• _TASK INSTRUCTIONS_: Turn every row below into a numbered list, skipping blank lines. Leave the pictures out of your answer.

(Annotated element rows)
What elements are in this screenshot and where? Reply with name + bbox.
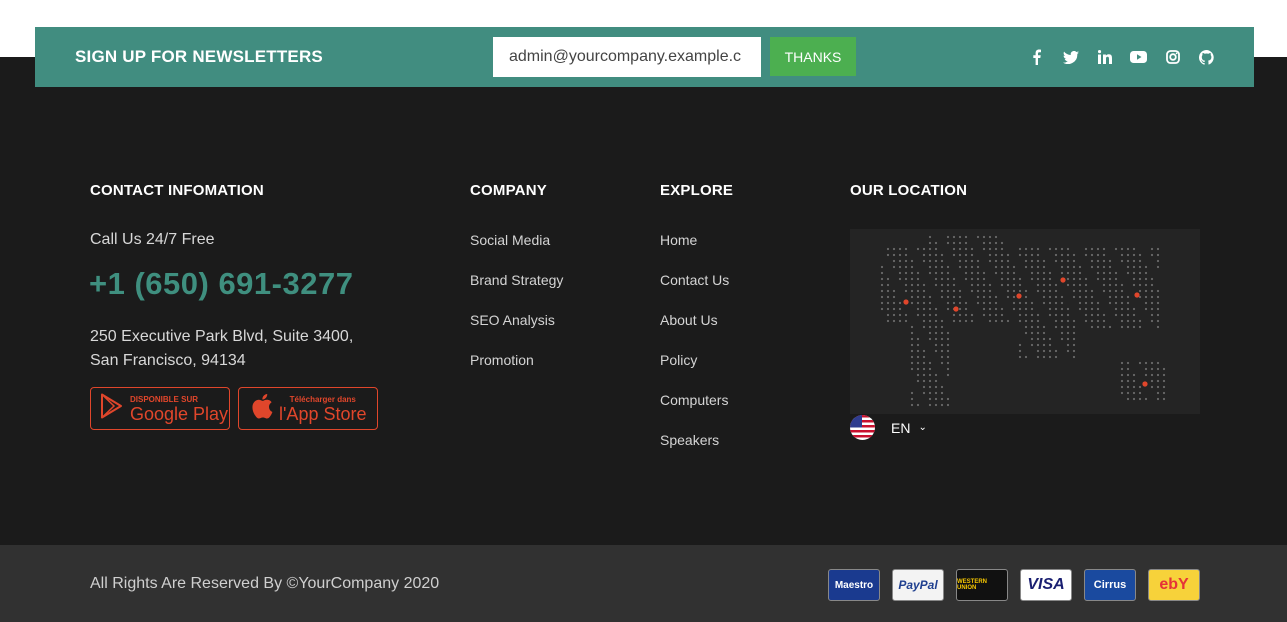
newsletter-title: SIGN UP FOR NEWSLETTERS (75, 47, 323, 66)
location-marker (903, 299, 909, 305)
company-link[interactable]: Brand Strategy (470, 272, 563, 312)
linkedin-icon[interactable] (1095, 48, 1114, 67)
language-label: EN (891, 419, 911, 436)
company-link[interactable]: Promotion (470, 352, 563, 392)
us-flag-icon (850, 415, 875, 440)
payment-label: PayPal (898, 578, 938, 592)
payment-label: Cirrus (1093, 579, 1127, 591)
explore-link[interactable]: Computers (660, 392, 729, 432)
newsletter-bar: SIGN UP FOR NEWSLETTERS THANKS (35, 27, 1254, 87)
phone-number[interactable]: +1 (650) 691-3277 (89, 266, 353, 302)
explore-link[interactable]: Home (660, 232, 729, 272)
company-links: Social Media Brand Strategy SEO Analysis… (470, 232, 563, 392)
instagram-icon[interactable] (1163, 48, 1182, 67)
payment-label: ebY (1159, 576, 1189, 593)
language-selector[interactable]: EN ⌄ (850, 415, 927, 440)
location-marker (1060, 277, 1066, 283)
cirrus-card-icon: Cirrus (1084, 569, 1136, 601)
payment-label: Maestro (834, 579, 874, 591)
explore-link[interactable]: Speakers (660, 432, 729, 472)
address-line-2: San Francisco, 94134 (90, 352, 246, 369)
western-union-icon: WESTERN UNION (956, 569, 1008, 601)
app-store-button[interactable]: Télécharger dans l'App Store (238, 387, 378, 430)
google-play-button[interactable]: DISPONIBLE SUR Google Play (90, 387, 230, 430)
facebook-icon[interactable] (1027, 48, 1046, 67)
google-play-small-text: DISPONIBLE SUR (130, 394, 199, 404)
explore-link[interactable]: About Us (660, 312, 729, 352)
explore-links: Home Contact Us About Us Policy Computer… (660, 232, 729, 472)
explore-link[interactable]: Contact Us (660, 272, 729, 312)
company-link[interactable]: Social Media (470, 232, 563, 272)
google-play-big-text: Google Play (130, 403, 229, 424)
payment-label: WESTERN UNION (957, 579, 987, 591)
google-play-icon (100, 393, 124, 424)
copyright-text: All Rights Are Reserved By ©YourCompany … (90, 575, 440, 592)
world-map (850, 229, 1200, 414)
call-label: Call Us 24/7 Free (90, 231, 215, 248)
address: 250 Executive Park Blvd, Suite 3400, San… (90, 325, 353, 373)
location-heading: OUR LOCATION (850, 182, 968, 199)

• _WRITTEN RESPONSE_:
1. What elements are in this screenshot and where? Reply with name + bbox.
2. newsletter-title: SIGN UP FOR NEWSLETTERS (75, 47, 323, 66)
3. location-marker (903, 299, 909, 305)
4. company-link[interactable]: Brand Strategy (470, 272, 563, 312)
5. linkedin-icon[interactable] (1095, 48, 1114, 67)
6. language-label: EN (891, 419, 911, 436)
7. company-link[interactable]: Promotion (470, 352, 563, 392)
8. us-flag-icon (850, 415, 875, 440)
9. payment-label: PayPal (898, 578, 938, 592)
10. payment-label: Cirrus (1093, 579, 1127, 591)
11. explore-link[interactable]: Computers (660, 392, 729, 432)
12. newsletter-bar: SIGN UP FOR NEWSLETTERS THANKS (35, 27, 1254, 87)
13. phone-number[interactable]: +1 (650) 691-3277 (89, 266, 353, 302)
14. explore-link[interactable]: Home (660, 232, 729, 272)
15. company-links: Social Media Brand Strategy SEO Analysis… (470, 232, 563, 392)
16. instagram-icon[interactable] (1163, 48, 1182, 67)
17. payment-label: ebY (1159, 576, 1189, 593)
18. language-selector[interactable]: EN ⌄ (850, 415, 927, 440)
19. location-marker (1060, 277, 1066, 283)
20. cirrus-card-icon: Cirrus (1084, 569, 1136, 601)
21. payment-label: Maestro (834, 579, 874, 591)
22. explore-link[interactable]: Speakers (660, 432, 729, 472)
23. address-line-2: San Francisco, 94134 (90, 352, 246, 369)
24. western-union-icon: WESTERN UNION (956, 569, 1008, 601)
25. app-store-button[interactable]: Télécharger dans l'App Store (238, 387, 378, 430)
26. google-play-button[interactable]: DISPONIBLE SUR Google Play (90, 387, 230, 430)
27. facebook-icon[interactable] (1027, 48, 1046, 67)
28. google-play-small-text: DISPONIBLE SUR (130, 394, 199, 404)
29. explore-link[interactable]: About Us (660, 312, 729, 352)
30. explore-links: Home Contact Us About Us Policy Computer… (660, 232, 729, 472)
31. explore-link[interactable]: Contact Us (660, 272, 729, 312)
32. company-link[interactable]: Social Media (470, 232, 563, 272)
33. google-play-big-text: Google Play (130, 403, 229, 424)
34. payment-label: WESTERN UNION (957, 579, 987, 591)
35. google-play-icon (100, 393, 124, 424)
36. copyright-text: All Rights Are Reserved By ©YourCompany … (90, 575, 440, 592)
37. world-map (850, 229, 1200, 414)
38. call-label: Call Us 24/7 Free (90, 231, 215, 248)
39. address: 250 Executive Park Blvd, Suite 3400, San… (90, 325, 353, 373)
40. location-heading: OUR LOCATION (850, 182, 968, 199)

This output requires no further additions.